- **Material to process**
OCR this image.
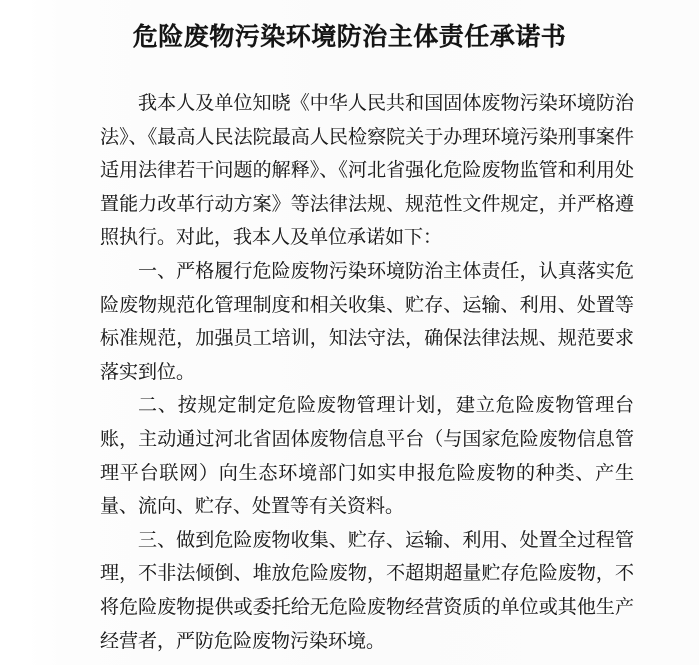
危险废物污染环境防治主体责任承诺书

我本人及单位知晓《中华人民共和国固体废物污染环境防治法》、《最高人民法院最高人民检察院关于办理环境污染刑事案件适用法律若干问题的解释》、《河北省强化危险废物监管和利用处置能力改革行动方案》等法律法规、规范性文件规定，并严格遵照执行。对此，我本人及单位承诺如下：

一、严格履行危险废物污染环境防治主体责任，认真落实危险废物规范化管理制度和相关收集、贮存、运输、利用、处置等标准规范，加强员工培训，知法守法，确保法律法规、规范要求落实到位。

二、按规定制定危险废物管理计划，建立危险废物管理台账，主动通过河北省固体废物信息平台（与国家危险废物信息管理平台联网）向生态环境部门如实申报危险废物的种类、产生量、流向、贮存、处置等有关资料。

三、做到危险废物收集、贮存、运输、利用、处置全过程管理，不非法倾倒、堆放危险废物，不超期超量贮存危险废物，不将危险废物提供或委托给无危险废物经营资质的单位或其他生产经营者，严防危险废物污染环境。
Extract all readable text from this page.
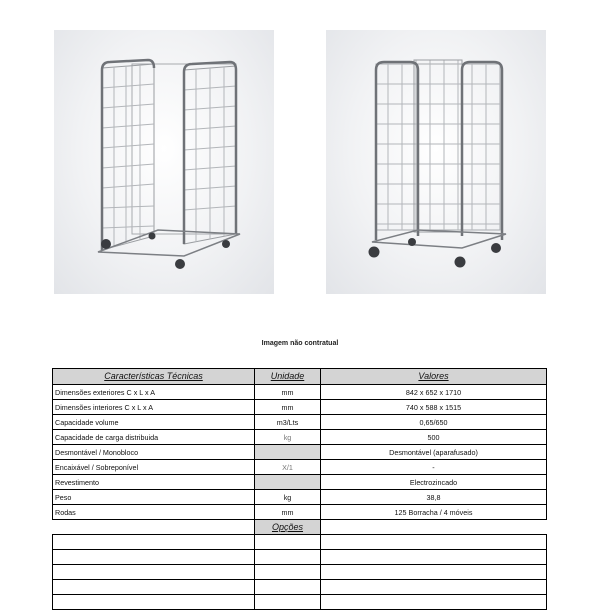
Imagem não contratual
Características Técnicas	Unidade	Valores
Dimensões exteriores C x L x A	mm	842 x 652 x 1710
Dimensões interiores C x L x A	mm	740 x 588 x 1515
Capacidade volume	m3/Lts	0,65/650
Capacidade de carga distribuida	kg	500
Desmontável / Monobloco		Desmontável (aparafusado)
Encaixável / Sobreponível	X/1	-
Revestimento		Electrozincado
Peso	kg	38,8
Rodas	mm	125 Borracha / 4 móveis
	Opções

- **Work required**
Each line of the data is to be duplicated exactly; pictures stay out of the copy.

- **The completed task**
OCR this image.
危险废物污染环境防治主体责任承诺书

我本人及单位知晓《中华人民共和国固体废物污染环境防治法》、《最高人民法院最高人民检察院关于办理环境污染刑事案件适用法律若干问题的解释》、《河北省强化危险废物监管和利用处置能力改革行动方案》等法律法规、规范性文件规定，并严格遵照执行。对此，我本人及单位承诺如下：

一、严格履行危险废物污染环境防治主体责任，认真落实危险废物规范化管理制度和相关收集、贮存、运输、利用、处置等标准规范，加强员工培训，知法守法，确保法律法规、规范要求落实到位。

二、按规定制定危险废物管理计划，建立危险废物管理台账，主动通过河北省固体废物信息平台（与国家危险废物信息管理平台联网）向生态环境部门如实申报危险废物的种类、产生量、流向、贮存、处置等有关资料。

三、做到危险废物收集、贮存、运输、利用、处置全过程管理，不非法倾倒、堆放危险废物，不超期超量贮存危险废物，不将危险废物提供或委托给无危险废物经营资质的单位或其他生产经营者，严防危险废物污染环境。
Extract all readable text from this page.
Imagem não contratual
Características Técnicas	Unidade	Valores
Dimensões exteriores C x L x A	mm	842 x 652 x 1710
Dimensões interiores C x L x A	mm	740 x 588 x 1515
Capacidade volume	m3/Lts	0,65/650
Capacidade de carga distribuida	kg	500
Desmontável / Monobloco		Desmontável (aparafusado)
Encaixável / Sobreponível	X/1	-
Revestimento		Electrozincado
Peso	kg	38,8
Rodas	mm	125 Borracha / 4 móveis
	Opções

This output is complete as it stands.